(PROBLEM DESCRIPTION) Leaving out the pictures, please retype each record exactly.

-- Start GIVEN INFORMATION --

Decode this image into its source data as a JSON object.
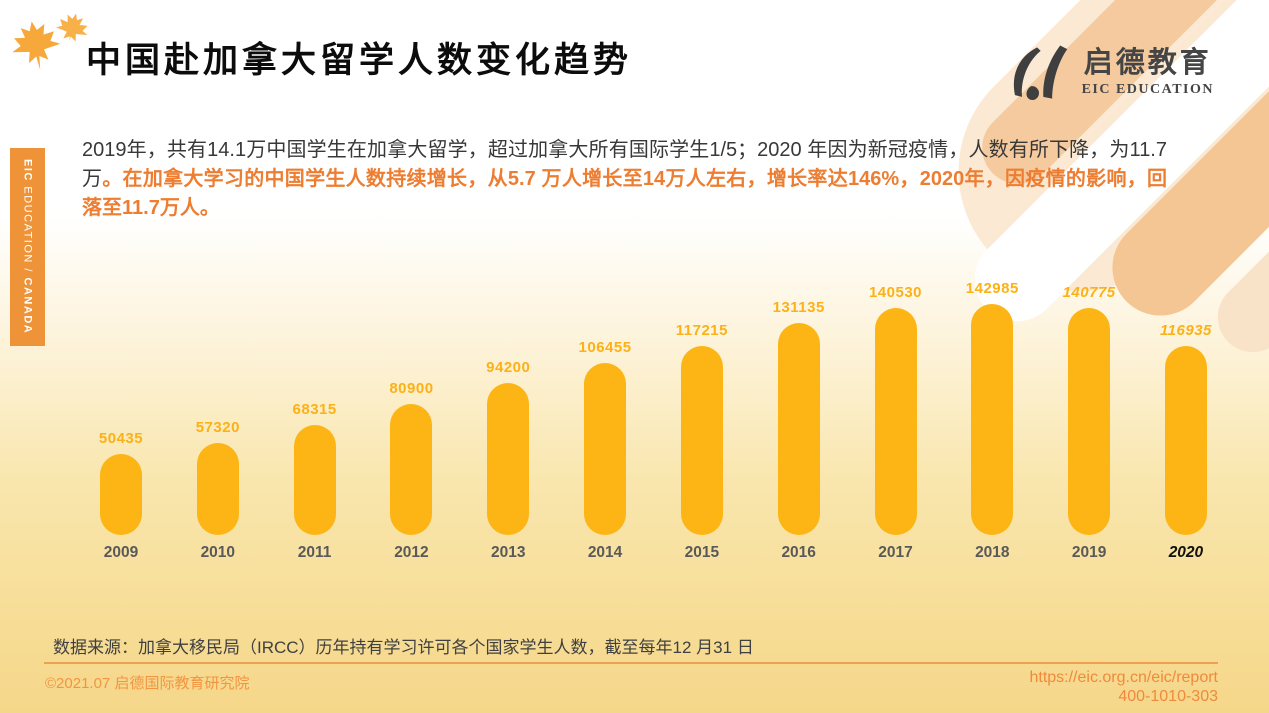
{
  "header": {
    "title": "中国赴加拿大留学人数变化趋势",
    "logo_cn": "启德教育",
    "logo_en": "EIC EDUCATION"
  },
  "sidebar": {
    "brand": "EIC",
    "brand_suffix": " EDUCATION / ",
    "region": "CANADA"
  },
  "intro": {
    "normal": "2019年，共有14.1万中国学生在加拿大留学，超过加拿大所有国际学生1/5；2020 年因为新冠疫情，人数有所下降，为11.7 万",
    "highlight": "。在加拿大学习的中国学生人数持续增长，从5.7 万人增长至14万人左右，增长率达146%，2020年，因疫情的影响，回落至11.7万人。"
  },
  "chart_data": {
    "type": "bar",
    "title": "",
    "xlabel": "",
    "ylabel": "",
    "categories": [
      "2009",
      "2010",
      "2011",
      "2012",
      "2013",
      "2014",
      "2015",
      "2016",
      "2017",
      "2018",
      "2019",
      "2020"
    ],
    "values": [
      50435,
      57320,
      68315,
      80900,
      94200,
      106455,
      117215,
      131135,
      140530,
      142985,
      140775,
      116935
    ],
    "value_label_italic": [
      false,
      false,
      false,
      false,
      false,
      false,
      false,
      false,
      false,
      false,
      true,
      true
    ],
    "category_emphasis": [
      false,
      false,
      false,
      false,
      false,
      false,
      false,
      false,
      false,
      false,
      false,
      true
    ],
    "ylim": [
      0,
      150000
    ],
    "grid": false,
    "legend_position": "none",
    "bar_color": "#FCB515",
    "label_color": "#FBB117",
    "axis_label_color": "#595959"
  },
  "source_note": "数据来源：加拿大移民局（IRCC）历年持有学习许可各个国家学生人数，截至每年12 月31 日",
  "footer": {
    "copyright": "©2021.07 启德国际教育研究院",
    "url": "https://eic.org.cn/eic/report",
    "hotline": "400-1010-303"
  }
}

-- End GIVEN INFORMATION --

(OUTPUT FOR THIS EXERCISE)
Decode this image into its source data as a JSON object.
{
  "header": {
    "title": "中国赴加拿大留学人数变化趋势",
    "logo_cn": "启德教育",
    "logo_en": "EIC EDUCATION"
  },
  "sidebar": {
    "brand": "EIC",
    "brand_suffix": " EDUCATION / ",
    "region": "CANADA"
  },
  "intro": {
    "normal": "2019年，共有14.1万中国学生在加拿大留学，超过加拿大所有国际学生1/5；2020 年因为新冠疫情，人数有所下降，为11.7 万",
    "highlight": "。在加拿大学习的中国学生人数持续增长，从5.7 万人增长至14万人左右，增长率达146%，2020年，因疫情的影响，回落至11.7万人。"
  },
  "chart_data": {
    "type": "bar",
    "title": "",
    "xlabel": "",
    "ylabel": "",
    "categories": [
      "2009",
      "2010",
      "2011",
      "2012",
      "2013",
      "2014",
      "2015",
      "2016",
      "2017",
      "2018",
      "2019",
      "2020"
    ],
    "values": [
      50435,
      57320,
      68315,
      80900,
      94200,
      106455,
      117215,
      131135,
      140530,
      142985,
      140775,
      116935
    ],
    "value_label_italic": [
      false,
      false,
      false,
      false,
      false,
      false,
      false,
      false,
      false,
      false,
      true,
      true
    ],
    "category_emphasis": [
      false,
      false,
      false,
      false,
      false,
      false,
      false,
      false,
      false,
      false,
      false,
      true
    ],
    "ylim": [
      0,
      150000
    ],
    "grid": false,
    "legend_position": "none",
    "bar_color": "#FCB515",
    "label_color": "#FBB117",
    "axis_label_color": "#595959"
  },
  "source_note": "数据来源：加拿大移民局（IRCC）历年持有学习许可各个国家学生人数，截至每年12 月31 日",
  "footer": {
    "copyright": "©2021.07 启德国际教育研究院",
    "url": "https://eic.org.cn/eic/report",
    "hotline": "400-1010-303"
  }
}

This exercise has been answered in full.